All of the data should be restated word for word.

── Given records

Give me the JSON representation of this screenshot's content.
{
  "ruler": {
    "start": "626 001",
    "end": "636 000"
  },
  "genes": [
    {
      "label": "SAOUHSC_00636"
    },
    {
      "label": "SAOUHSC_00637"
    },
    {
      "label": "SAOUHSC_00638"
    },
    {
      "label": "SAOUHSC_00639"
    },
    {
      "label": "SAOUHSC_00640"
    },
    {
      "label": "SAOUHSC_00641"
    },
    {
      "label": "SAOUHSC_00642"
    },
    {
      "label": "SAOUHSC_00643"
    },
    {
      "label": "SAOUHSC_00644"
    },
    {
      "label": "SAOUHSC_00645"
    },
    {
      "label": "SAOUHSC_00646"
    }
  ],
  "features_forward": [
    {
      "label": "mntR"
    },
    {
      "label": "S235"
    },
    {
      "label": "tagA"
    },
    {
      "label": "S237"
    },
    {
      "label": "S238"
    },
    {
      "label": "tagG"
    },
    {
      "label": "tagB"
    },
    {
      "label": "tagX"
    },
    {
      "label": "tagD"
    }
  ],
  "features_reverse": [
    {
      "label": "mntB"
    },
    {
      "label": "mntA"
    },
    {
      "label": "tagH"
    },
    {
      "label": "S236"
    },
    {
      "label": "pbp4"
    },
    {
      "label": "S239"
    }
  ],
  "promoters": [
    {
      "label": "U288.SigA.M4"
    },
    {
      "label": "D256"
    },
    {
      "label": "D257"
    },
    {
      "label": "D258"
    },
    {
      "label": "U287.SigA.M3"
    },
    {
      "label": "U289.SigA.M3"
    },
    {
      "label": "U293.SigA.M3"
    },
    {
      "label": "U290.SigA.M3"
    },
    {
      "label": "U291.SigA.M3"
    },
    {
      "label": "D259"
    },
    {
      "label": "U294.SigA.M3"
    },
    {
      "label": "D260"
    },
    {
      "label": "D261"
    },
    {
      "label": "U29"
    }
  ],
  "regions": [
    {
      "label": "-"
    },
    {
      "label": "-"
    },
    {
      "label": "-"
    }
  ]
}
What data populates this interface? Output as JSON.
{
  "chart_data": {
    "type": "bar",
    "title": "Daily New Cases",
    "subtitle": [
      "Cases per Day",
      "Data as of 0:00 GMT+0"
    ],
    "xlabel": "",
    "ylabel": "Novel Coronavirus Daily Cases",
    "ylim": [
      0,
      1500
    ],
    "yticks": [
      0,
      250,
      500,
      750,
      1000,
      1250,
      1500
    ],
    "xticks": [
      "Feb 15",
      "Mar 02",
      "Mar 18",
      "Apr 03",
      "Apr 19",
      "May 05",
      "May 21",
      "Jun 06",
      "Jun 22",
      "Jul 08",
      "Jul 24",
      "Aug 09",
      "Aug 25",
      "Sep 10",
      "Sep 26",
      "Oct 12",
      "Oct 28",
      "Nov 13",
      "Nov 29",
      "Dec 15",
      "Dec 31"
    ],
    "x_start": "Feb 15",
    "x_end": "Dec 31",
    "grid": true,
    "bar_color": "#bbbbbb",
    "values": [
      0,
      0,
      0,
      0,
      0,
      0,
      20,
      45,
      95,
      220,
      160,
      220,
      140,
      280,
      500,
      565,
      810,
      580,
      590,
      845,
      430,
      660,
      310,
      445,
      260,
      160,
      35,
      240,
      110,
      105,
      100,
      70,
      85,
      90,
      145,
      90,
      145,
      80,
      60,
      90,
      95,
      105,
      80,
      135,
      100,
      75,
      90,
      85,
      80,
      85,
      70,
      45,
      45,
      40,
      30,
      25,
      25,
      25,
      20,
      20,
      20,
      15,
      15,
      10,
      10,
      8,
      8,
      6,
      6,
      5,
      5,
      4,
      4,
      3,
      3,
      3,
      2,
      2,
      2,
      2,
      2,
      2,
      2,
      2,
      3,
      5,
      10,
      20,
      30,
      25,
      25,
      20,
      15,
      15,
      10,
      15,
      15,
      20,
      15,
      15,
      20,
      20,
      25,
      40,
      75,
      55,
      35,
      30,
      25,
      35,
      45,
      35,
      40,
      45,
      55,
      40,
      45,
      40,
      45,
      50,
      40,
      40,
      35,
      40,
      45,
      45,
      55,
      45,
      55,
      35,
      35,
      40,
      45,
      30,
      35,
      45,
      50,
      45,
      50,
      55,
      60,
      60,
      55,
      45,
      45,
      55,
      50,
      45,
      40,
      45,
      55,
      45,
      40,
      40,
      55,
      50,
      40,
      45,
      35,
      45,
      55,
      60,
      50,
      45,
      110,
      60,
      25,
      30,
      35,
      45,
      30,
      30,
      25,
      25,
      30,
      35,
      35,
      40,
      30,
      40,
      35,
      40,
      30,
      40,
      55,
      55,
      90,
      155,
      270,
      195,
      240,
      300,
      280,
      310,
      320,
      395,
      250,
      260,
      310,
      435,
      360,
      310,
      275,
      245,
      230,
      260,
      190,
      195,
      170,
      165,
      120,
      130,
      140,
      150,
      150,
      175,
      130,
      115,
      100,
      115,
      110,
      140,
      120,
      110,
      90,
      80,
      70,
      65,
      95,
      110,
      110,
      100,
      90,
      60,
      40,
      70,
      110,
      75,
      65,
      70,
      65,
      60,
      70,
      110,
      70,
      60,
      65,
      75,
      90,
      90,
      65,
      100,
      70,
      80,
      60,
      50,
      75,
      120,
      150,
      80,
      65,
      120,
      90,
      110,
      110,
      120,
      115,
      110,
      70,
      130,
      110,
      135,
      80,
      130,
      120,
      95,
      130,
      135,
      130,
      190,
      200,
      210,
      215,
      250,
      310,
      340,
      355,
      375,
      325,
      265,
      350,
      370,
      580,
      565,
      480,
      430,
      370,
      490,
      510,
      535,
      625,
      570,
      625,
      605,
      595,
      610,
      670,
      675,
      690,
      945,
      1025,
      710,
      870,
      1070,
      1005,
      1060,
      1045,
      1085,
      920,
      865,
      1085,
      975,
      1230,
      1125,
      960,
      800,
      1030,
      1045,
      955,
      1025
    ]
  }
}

────

◆ Task answer
Give me the JSON representation of this screenshot's content.
{
  "ruler": {
    "start": "626 001",
    "end": "636 000"
  },
  "genes": [
    {
      "label": "SAOUHSC_00636"
    },
    {
      "label": "SAOUHSC_00637"
    },
    {
      "label": "SAOUHSC_00638"
    },
    {
      "label": "SAOUHSC_00639"
    },
    {
      "label": "SAOUHSC_00640"
    },
    {
      "label": "SAOUHSC_00641"
    },
    {
      "label": "SAOUHSC_00642"
    },
    {
      "label": "SAOUHSC_00643"
    },
    {
      "label": "SAOUHSC_00644"
    },
    {
      "label": "SAOUHSC_00645"
    },
    {
      "label": "SAOUHSC_00646"
    }
  ],
  "features_forward": [
    {
      "label": "mntR"
    },
    {
      "label": "S235"
    },
    {
      "label": "tagA"
    },
    {
      "label": "S237"
    },
    {
      "label": "S238"
    },
    {
      "label": "tagG"
    },
    {
      "label": "tagB"
    },
    {
      "label": "tagX"
    },
    {
      "label": "tagD"
    }
  ],
  "features_reverse": [
    {
      "label": "mntB"
    },
    {
      "label": "mntA"
    },
    {
      "label": "tagH"
    },
    {
      "label": "S236"
    },
    {
      "label": "pbp4"
    },
    {
      "label": "S239"
    }
  ],
  "promoters": [
    {
      "label": "U288.SigA.M4"
    },
    {
      "label": "D256"
    },
    {
      "label": "D257"
    },
    {
      "label": "D258"
    },
    {
      "label": "U287.SigA.M3"
    },
    {
      "label": "U289.SigA.M3"
    },
    {
      "label": "U293.SigA.M3"
    },
    {
      "label": "U290.SigA.M3"
    },
    {
      "label": "U291.SigA.M3"
    },
    {
      "label": "D259"
    },
    {
      "label": "U294.SigA.M3"
    },
    {
      "label": "D260"
    },
    {
      "label": "D261"
    },
    {
      "label": "U29"
    }
  ],
  "regions": [
    {
      "label": "-"
    },
    {
      "label": "-"
    },
    {
      "label": "-"
    }
  ]
}
What data populates this interface? Output as JSON.
{
  "chart_data": {
    "type": "bar",
    "title": "Daily New Cases",
    "subtitle": [
      "Cases per Day",
      "Data as of 0:00 GMT+0"
    ],
    "xlabel": "",
    "ylabel": "Novel Coronavirus Daily Cases",
    "ylim": [
      0,
      1500
    ],
    "yticks": [
      0,
      250,
      500,
      750,
      1000,
      1250,
      1500
    ],
    "xticks": [
      "Feb 15",
      "Mar 02",
      "Mar 18",
      "Apr 03",
      "Apr 19",
      "May 05",
      "May 21",
      "Jun 06",
      "Jun 22",
      "Jul 08",
      "Jul 24",
      "Aug 09",
      "Aug 25",
      "Sep 10",
      "Sep 26",
      "Oct 12",
      "Oct 28",
      "Nov 13",
      "Nov 29",
      "Dec 15",
      "Dec 31"
    ],
    "x_start": "Feb 15",
    "x_end": "Dec 31",
    "grid": true,
    "bar_color": "#bbbbbb",
    "values": [
      0,
      0,
      0,
      0,
      0,
      0,
      20,
      45,
      95,
      220,
      160,
      220,
      140,
      280,
      500,
      565,
      810,
      580,
      590,
      845,
      430,
      660,
      310,
      445,
      260,
      160,
      35,
      240,
      110,
      105,
      100,
      70,
      85,
      90,
      145,
      90,
      145,
      80,
      60,
      90,
      95,
      105,
      80,
      135,
      100,
      75,
      90,
      85,
      80,
      85,
      70,
      45,
      45,
      40,
      30,
      25,
      25,
      25,
      20,
      20,
      20,
      15,
      15,
      10,
      10,
      8,
      8,
      6,
      6,
      5,
      5,
      4,
      4,
      3,
      3,
      3,
      2,
      2,
      2,
      2,
      2,
      2,
      2,
      2,
      3,
      5,
      10,
      20,
      30,
      25,
      25,
      20,
      15,
      15,
      10,
      15,
      15,
      20,
      15,
      15,
      20,
      20,
      25,
      40,
      75,
      55,
      35,
      30,
      25,
      35,
      45,
      35,
      40,
      45,
      55,
      40,
      45,
      40,
      45,
      50,
      40,
      40,
      35,
      40,
      45,
      45,
      55,
      45,
      55,
      35,
      35,
      40,
      45,
      30,
      35,
      45,
      50,
      45,
      50,
      55,
      60,
      60,
      55,
      45,
      45,
      55,
      50,
      45,
      40,
      45,
      55,
      45,
      40,
      40,
      55,
      50,
      40,
      45,
      35,
      45,
      55,
      60,
      50,
      45,
      110,
      60,
      25,
      30,
      35,
      45,
      30,
      30,
      25,
      25,
      30,
      35,
      35,
      40,
      30,
      40,
      35,
      40,
      30,
      40,
      55,
      55,
      90,
      155,
      270,
      195,
      240,
      300,
      280,
      310,
      320,
      395,
      250,
      260,
      310,
      435,
      360,
      310,
      275,
      245,
      230,
      260,
      190,
      195,
      170,
      165,
      120,
      130,
      140,
      150,
      150,
      175,
      130,
      115,
      100,
      115,
      110,
      140,
      120,
      110,
      90,
      80,
      70,
      65,
      95,
      110,
      110,
      100,
      90,
      60,
      40,
      70,
      110,
      75,
      65,
      70,
      65,
      60,
      70,
      110,
      70,
      60,
      65,
      75,
      90,
      90,
      65,
      100,
      70,
      80,
      60,
      50,
      75,
      120,
      150,
      80,
      65,
      120,
      90,
      110,
      110,
      120,
      115,
      110,
      70,
      130,
      110,
      135,
      80,
      130,
      120,
      95,
      130,
      135,
      130,
      190,
      200,
      210,
      215,
      250,
      310,
      340,
      355,
      375,
      325,
      265,
      350,
      370,
      580,
      565,
      480,
      430,
      370,
      490,
      510,
      535,
      625,
      570,
      625,
      605,
      595,
      610,
      670,
      675,
      690,
      945,
      1025,
      710,
      870,
      1070,
      1005,
      1060,
      1045,
      1085,
      920,
      865,
      1085,
      975,
      1230,
      1125,
      960,
      800,
      1030,
      1045,
      955,
      1025
    ]
  }
}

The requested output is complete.